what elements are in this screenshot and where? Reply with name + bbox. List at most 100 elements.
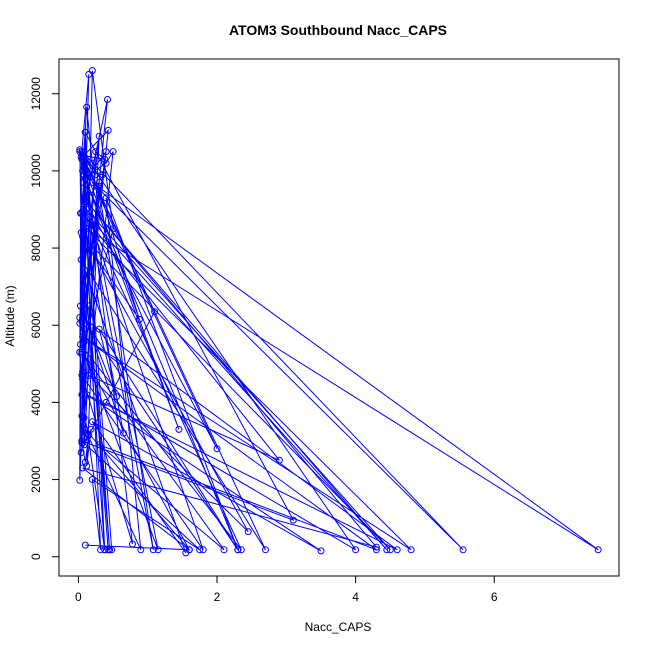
y-axis-label: Altitude (m)	[3, 285, 17, 346]
y-tick-label: 0	[29, 553, 43, 560]
data-point	[78, 350, 86, 358]
x-tick-label: 2	[214, 590, 221, 604]
data-point	[78, 148, 86, 156]
data-point	[113, 393, 120, 401]
data-point	[81, 458, 89, 466]
data-point	[77, 229, 85, 237]
data-point	[79, 233, 87, 240]
data-point	[88, 67, 96, 75]
data-point	[101, 155, 109, 163]
data-point	[352, 546, 360, 554]
data-point	[317, 547, 325, 555]
data-point	[85, 431, 93, 439]
data-point	[275, 456, 283, 464]
data-point	[78, 209, 86, 217]
data-point	[81, 541, 89, 549]
y-axis: 0 2000 4000 6000 8000 10000 12000	[29, 77, 60, 560]
y-tick-label: 10000	[29, 154, 43, 188]
data-point	[76, 148, 84, 156]
series-line	[80, 132, 599, 554]
data-point	[594, 546, 602, 554]
data-point	[85, 371, 93, 379]
series-line	[81, 159, 388, 551]
series-layer	[76, 67, 602, 557]
data-point	[393, 546, 401, 554]
data-point	[77, 302, 84, 310]
data-point	[99, 171, 107, 179]
data-point	[459, 546, 467, 554]
data-point	[137, 546, 145, 554]
x-tick-label: 4	[352, 590, 359, 604]
data-point	[135, 315, 143, 323]
x-tick-label: 0	[75, 590, 82, 604]
data-point	[80, 310, 88, 318]
data-point	[175, 425, 183, 433]
data-point	[88, 179, 96, 186]
data-point	[83, 391, 91, 399]
data-point	[244, 528, 252, 536]
data-point	[78, 412, 86, 420]
data-point	[76, 476, 84, 484]
data-point	[78, 391, 86, 399]
y-tick-label: 6000	[29, 312, 43, 339]
data-point	[289, 516, 297, 524]
data-point	[95, 325, 103, 333]
data-point	[97, 546, 105, 554]
data-point	[102, 148, 110, 156]
data-point	[85, 213, 93, 221]
data-point	[77, 256, 85, 264]
data-point	[78, 348, 86, 356]
data-point	[81, 175, 89, 183]
data-point	[109, 148, 117, 156]
data-point	[102, 194, 110, 202]
data-point	[95, 186, 103, 194]
data-point	[102, 398, 110, 406]
data-point	[104, 126, 112, 134]
data-point	[199, 546, 207, 554]
data-point	[95, 179, 103, 186]
data-point	[262, 546, 269, 554]
data-point	[80, 325, 88, 333]
data-point	[78, 437, 86, 445]
y-tick-label: 12000	[29, 77, 43, 111]
chart-title: ATOM3 Southbound Nacc_CAPS	[229, 22, 447, 38]
data-point	[81, 425, 89, 433]
y-tick-label: 8000	[29, 234, 43, 261]
data-point	[88, 248, 96, 256]
data-point	[234, 546, 242, 554]
x-axis-label: Nacc_CAPS	[305, 620, 372, 634]
data-point	[88, 418, 96, 426]
data-point	[76, 348, 84, 356]
data-point	[76, 146, 84, 154]
data-point	[407, 546, 415, 554]
data-point	[79, 464, 87, 472]
data-point	[78, 155, 86, 163]
data-point	[79, 368, 87, 375]
data-point	[213, 445, 221, 453]
data-point	[386, 546, 394, 554]
data-point	[80, 414, 88, 422]
data-point	[185, 546, 193, 554]
data-point	[237, 546, 245, 554]
data-point	[102, 159, 110, 167]
data-point	[108, 546, 116, 554]
x-axis: 0 2 4 6	[75, 575, 498, 604]
data-point	[120, 429, 127, 437]
x-tick-label: 6	[491, 590, 498, 604]
y-tick-label: 4000	[29, 389, 43, 416]
data-point	[81, 128, 89, 136]
data-point	[83, 103, 91, 111]
data-point	[78, 371, 86, 379]
data-point	[79, 333, 87, 341]
data-point	[154, 546, 162, 554]
y-tick-label: 2000	[29, 466, 43, 493]
data-point	[383, 546, 391, 554]
data-point	[77, 449, 85, 456]
data-point	[78, 439, 86, 447]
data-point	[149, 546, 157, 554]
data-point	[220, 546, 228, 554]
data-point	[104, 96, 111, 103]
data-point	[106, 546, 114, 554]
data-point	[92, 148, 100, 156]
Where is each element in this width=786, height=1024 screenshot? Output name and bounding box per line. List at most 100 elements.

= = =

What is needed - Gather every line from the entries above that contains the string "axis". Case counts.

Worked solution -
y-axis-label: Altitude (m)	[3, 285, 17, 346]
y-axis: 0 2000 4000 6000 8000 10000 12000	[29, 77, 60, 560]
x-axis-label: Nacc_CAPS	[305, 620, 372, 634]
x-axis: 0 2 4 6	[75, 575, 498, 604]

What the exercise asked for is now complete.